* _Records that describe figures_
******************************
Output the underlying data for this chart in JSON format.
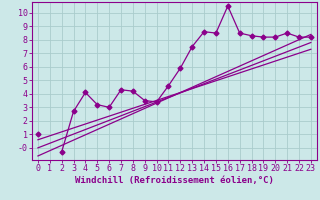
{
  "x_data": [
    0,
    1,
    2,
    3,
    4,
    5,
    6,
    7,
    8,
    9,
    10,
    11,
    12,
    13,
    14,
    15,
    16,
    17,
    18,
    19,
    20,
    21,
    22,
    23
  ],
  "main_line": [
    1.0,
    null,
    -0.3,
    2.7,
    4.1,
    3.2,
    3.0,
    4.3,
    4.2,
    3.5,
    3.4,
    4.6,
    5.9,
    7.5,
    8.6,
    8.5,
    10.5,
    8.5,
    8.3,
    8.2,
    8.2,
    8.5,
    8.2,
    8.2
  ],
  "reg_line1_x": [
    0,
    23
  ],
  "reg_line1_y": [
    0.0,
    7.8
  ],
  "reg_line2_x": [
    0,
    23
  ],
  "reg_line2_y": [
    0.6,
    7.3
  ],
  "reg_line3_x": [
    0,
    23
  ],
  "reg_line3_y": [
    -0.6,
    8.4
  ],
  "line_color": "#8b008b",
  "bg_color": "#cce8e8",
  "grid_color": "#aacccc",
  "xlabel": "Windchill (Refroidissement éolien,°C)",
  "ytick_vals": [
    0,
    1,
    2,
    3,
    4,
    5,
    6,
    7,
    8,
    9,
    10
  ],
  "ytick_labels": [
    "-0",
    "1",
    "2",
    "3",
    "4",
    "5",
    "6",
    "7",
    "8",
    "9",
    "10"
  ],
  "ylim": [
    -0.9,
    10.8
  ],
  "xlim": [
    -0.5,
    23.5
  ],
  "marker": "D",
  "markersize": 2.5,
  "linewidth": 0.9,
  "xlabel_fontsize": 6.5,
  "tick_fontsize": 6.0
}
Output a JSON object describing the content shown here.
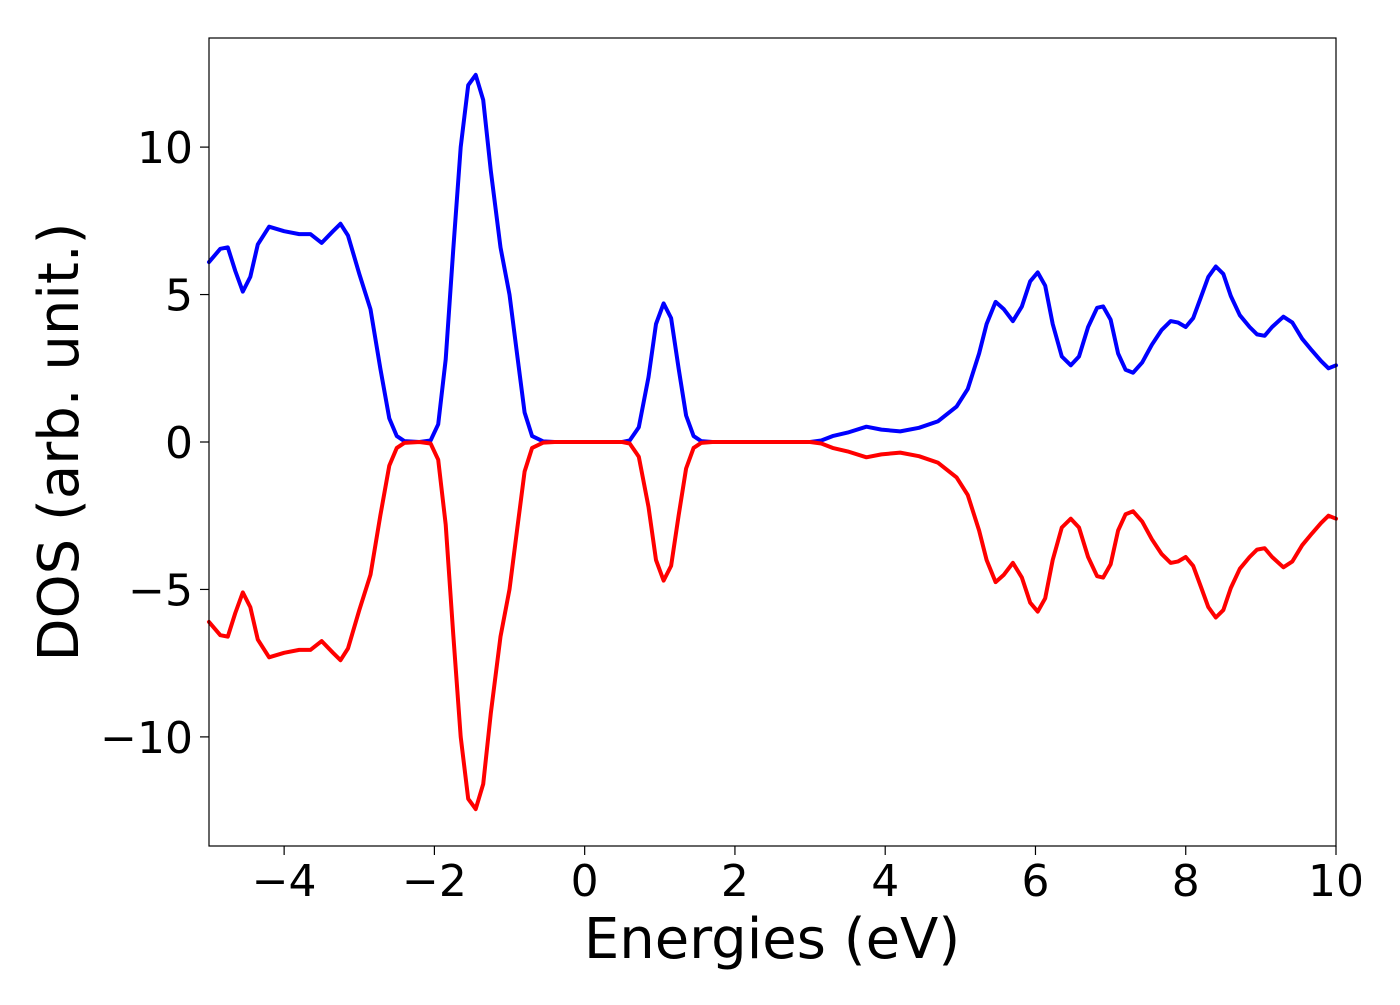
{
  "chart_data": {
    "type": "line",
    "title": "",
    "xlabel": "Energies (eV)",
    "ylabel": "DOS (arb. unit.)",
    "xlim": [
      -5,
      10
    ],
    "ylim": [
      -13.7,
      13.7
    ],
    "x_ticks": [
      -4,
      -2,
      0,
      2,
      4,
      6,
      8,
      10
    ],
    "y_ticks": [
      -10,
      -5,
      0,
      5,
      10
    ],
    "x_tick_labels": [
      "−4",
      "−2",
      "0",
      "2",
      "4",
      "6",
      "8",
      "10"
    ],
    "y_tick_labels": [
      "−10",
      "−5",
      "0",
      "5",
      "10"
    ],
    "grid": false,
    "legend": "none",
    "series": [
      {
        "color": "#0000ff",
        "points": [
          [
            -5.0,
            6.1
          ],
          [
            -4.85,
            6.55
          ],
          [
            -4.75,
            6.6
          ],
          [
            -4.65,
            5.8
          ],
          [
            -4.55,
            5.1
          ],
          [
            -4.45,
            5.6
          ],
          [
            -4.35,
            6.7
          ],
          [
            -4.2,
            7.3
          ],
          [
            -4.0,
            7.15
          ],
          [
            -3.8,
            7.05
          ],
          [
            -3.65,
            7.05
          ],
          [
            -3.5,
            6.75
          ],
          [
            -3.35,
            7.15
          ],
          [
            -3.25,
            7.4
          ],
          [
            -3.15,
            7.0
          ],
          [
            -3.0,
            5.7
          ],
          [
            -2.85,
            4.5
          ],
          [
            -2.72,
            2.5
          ],
          [
            -2.6,
            0.8
          ],
          [
            -2.5,
            0.2
          ],
          [
            -2.4,
            0.03
          ],
          [
            -2.2,
            0.0
          ],
          [
            -2.05,
            0.05
          ],
          [
            -1.95,
            0.6
          ],
          [
            -1.85,
            2.8
          ],
          [
            -1.75,
            6.5
          ],
          [
            -1.65,
            10.0
          ],
          [
            -1.55,
            12.1
          ],
          [
            -1.45,
            12.45
          ],
          [
            -1.35,
            11.6
          ],
          [
            -1.25,
            9.2
          ],
          [
            -1.12,
            6.6
          ],
          [
            -1.0,
            5.0
          ],
          [
            -0.9,
            3.0
          ],
          [
            -0.8,
            1.0
          ],
          [
            -0.7,
            0.2
          ],
          [
            -0.55,
            0.02
          ],
          [
            -0.4,
            0.0
          ],
          [
            0.5,
            0.0
          ],
          [
            0.6,
            0.05
          ],
          [
            0.72,
            0.5
          ],
          [
            0.85,
            2.2
          ],
          [
            0.95,
            4.0
          ],
          [
            1.05,
            4.7
          ],
          [
            1.15,
            4.2
          ],
          [
            1.25,
            2.5
          ],
          [
            1.35,
            0.9
          ],
          [
            1.45,
            0.2
          ],
          [
            1.55,
            0.03
          ],
          [
            1.7,
            0.0
          ],
          [
            3.0,
            0.0
          ],
          [
            3.15,
            0.05
          ],
          [
            3.3,
            0.2
          ],
          [
            3.5,
            0.32
          ],
          [
            3.75,
            0.52
          ],
          [
            3.95,
            0.42
          ],
          [
            4.2,
            0.36
          ],
          [
            4.45,
            0.48
          ],
          [
            4.7,
            0.7
          ],
          [
            4.95,
            1.2
          ],
          [
            5.1,
            1.8
          ],
          [
            5.25,
            3.0
          ],
          [
            5.35,
            4.0
          ],
          [
            5.47,
            4.75
          ],
          [
            5.58,
            4.5
          ],
          [
            5.7,
            4.1
          ],
          [
            5.82,
            4.6
          ],
          [
            5.93,
            5.45
          ],
          [
            6.03,
            5.75
          ],
          [
            6.13,
            5.3
          ],
          [
            6.23,
            4.0
          ],
          [
            6.35,
            2.9
          ],
          [
            6.47,
            2.6
          ],
          [
            6.58,
            2.9
          ],
          [
            6.7,
            3.9
          ],
          [
            6.82,
            4.55
          ],
          [
            6.9,
            4.6
          ],
          [
            7.0,
            4.15
          ],
          [
            7.1,
            3.0
          ],
          [
            7.2,
            2.45
          ],
          [
            7.3,
            2.35
          ],
          [
            7.42,
            2.7
          ],
          [
            7.55,
            3.3
          ],
          [
            7.68,
            3.8
          ],
          [
            7.8,
            4.1
          ],
          [
            7.9,
            4.05
          ],
          [
            8.0,
            3.9
          ],
          [
            8.1,
            4.2
          ],
          [
            8.2,
            4.9
          ],
          [
            8.3,
            5.6
          ],
          [
            8.4,
            5.95
          ],
          [
            8.5,
            5.7
          ],
          [
            8.6,
            4.95
          ],
          [
            8.72,
            4.3
          ],
          [
            8.85,
            3.9
          ],
          [
            8.95,
            3.65
          ],
          [
            9.05,
            3.6
          ],
          [
            9.15,
            3.9
          ],
          [
            9.3,
            4.25
          ],
          [
            9.42,
            4.05
          ],
          [
            9.55,
            3.5
          ],
          [
            9.68,
            3.1
          ],
          [
            9.8,
            2.75
          ],
          [
            9.9,
            2.5
          ],
          [
            10.0,
            2.6
          ]
        ]
      },
      {
        "color": "#ff0000",
        "points": [
          [
            -5.0,
            -6.1
          ],
          [
            -4.85,
            -6.55
          ],
          [
            -4.75,
            -6.6
          ],
          [
            -4.65,
            -5.8
          ],
          [
            -4.55,
            -5.1
          ],
          [
            -4.45,
            -5.6
          ],
          [
            -4.35,
            -6.7
          ],
          [
            -4.2,
            -7.3
          ],
          [
            -4.0,
            -7.15
          ],
          [
            -3.8,
            -7.05
          ],
          [
            -3.65,
            -7.05
          ],
          [
            -3.5,
            -6.75
          ],
          [
            -3.35,
            -7.15
          ],
          [
            -3.25,
            -7.4
          ],
          [
            -3.15,
            -7.0
          ],
          [
            -3.0,
            -5.7
          ],
          [
            -2.85,
            -4.5
          ],
          [
            -2.72,
            -2.5
          ],
          [
            -2.6,
            -0.8
          ],
          [
            -2.5,
            -0.2
          ],
          [
            -2.4,
            -0.03
          ],
          [
            -2.2,
            0.0
          ],
          [
            -2.05,
            -0.05
          ],
          [
            -1.95,
            -0.6
          ],
          [
            -1.85,
            -2.8
          ],
          [
            -1.75,
            -6.5
          ],
          [
            -1.65,
            -10.0
          ],
          [
            -1.55,
            -12.1
          ],
          [
            -1.45,
            -12.45
          ],
          [
            -1.35,
            -11.6
          ],
          [
            -1.25,
            -9.2
          ],
          [
            -1.12,
            -6.6
          ],
          [
            -1.0,
            -5.0
          ],
          [
            -0.9,
            -3.0
          ],
          [
            -0.8,
            -1.0
          ],
          [
            -0.7,
            -0.2
          ],
          [
            -0.55,
            -0.02
          ],
          [
            -0.4,
            0.0
          ],
          [
            0.5,
            0.0
          ],
          [
            0.6,
            -0.05
          ],
          [
            0.72,
            -0.5
          ],
          [
            0.85,
            -2.2
          ],
          [
            0.95,
            -4.0
          ],
          [
            1.05,
            -4.7
          ],
          [
            1.15,
            -4.2
          ],
          [
            1.25,
            -2.5
          ],
          [
            1.35,
            -0.9
          ],
          [
            1.45,
            -0.2
          ],
          [
            1.55,
            -0.03
          ],
          [
            1.7,
            0.0
          ],
          [
            3.0,
            0.0
          ],
          [
            3.15,
            -0.05
          ],
          [
            3.3,
            -0.2
          ],
          [
            3.5,
            -0.32
          ],
          [
            3.75,
            -0.52
          ],
          [
            3.95,
            -0.42
          ],
          [
            4.2,
            -0.36
          ],
          [
            4.45,
            -0.48
          ],
          [
            4.7,
            -0.7
          ],
          [
            4.95,
            -1.2
          ],
          [
            5.1,
            -1.8
          ],
          [
            5.25,
            -3.0
          ],
          [
            5.35,
            -4.0
          ],
          [
            5.47,
            -4.75
          ],
          [
            5.58,
            -4.5
          ],
          [
            5.7,
            -4.1
          ],
          [
            5.82,
            -4.6
          ],
          [
            5.93,
            -5.45
          ],
          [
            6.03,
            -5.75
          ],
          [
            6.13,
            -5.3
          ],
          [
            6.23,
            -4.0
          ],
          [
            6.35,
            -2.9
          ],
          [
            6.47,
            -2.6
          ],
          [
            6.58,
            -2.9
          ],
          [
            6.7,
            -3.9
          ],
          [
            6.82,
            -4.55
          ],
          [
            6.9,
            -4.6
          ],
          [
            7.0,
            -4.15
          ],
          [
            7.1,
            -3.0
          ],
          [
            7.2,
            -2.45
          ],
          [
            7.3,
            -2.35
          ],
          [
            7.42,
            -2.7
          ],
          [
            7.55,
            -3.3
          ],
          [
            7.68,
            -3.8
          ],
          [
            7.8,
            -4.1
          ],
          [
            7.9,
            -4.05
          ],
          [
            8.0,
            -3.9
          ],
          [
            8.1,
            -4.2
          ],
          [
            8.2,
            -4.9
          ],
          [
            8.3,
            -5.6
          ],
          [
            8.4,
            -5.95
          ],
          [
            8.5,
            -5.7
          ],
          [
            8.6,
            -4.95
          ],
          [
            8.72,
            -4.3
          ],
          [
            8.85,
            -3.9
          ],
          [
            8.95,
            -3.65
          ],
          [
            9.05,
            -3.6
          ],
          [
            9.15,
            -3.9
          ],
          [
            9.3,
            -4.25
          ],
          [
            9.42,
            -4.05
          ],
          [
            9.55,
            -3.5
          ],
          [
            9.68,
            -3.1
          ],
          [
            9.8,
            -2.75
          ],
          [
            9.9,
            -2.5
          ],
          [
            10.0,
            -2.6
          ]
        ]
      }
    ]
  }
}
******************************
* _What you will do_
Check every line of the data, and copy the ones that contain "JSON".

* _Solution_
Output the underlying data for this chart in JSON format.
Output a JSON object describing the content shown here.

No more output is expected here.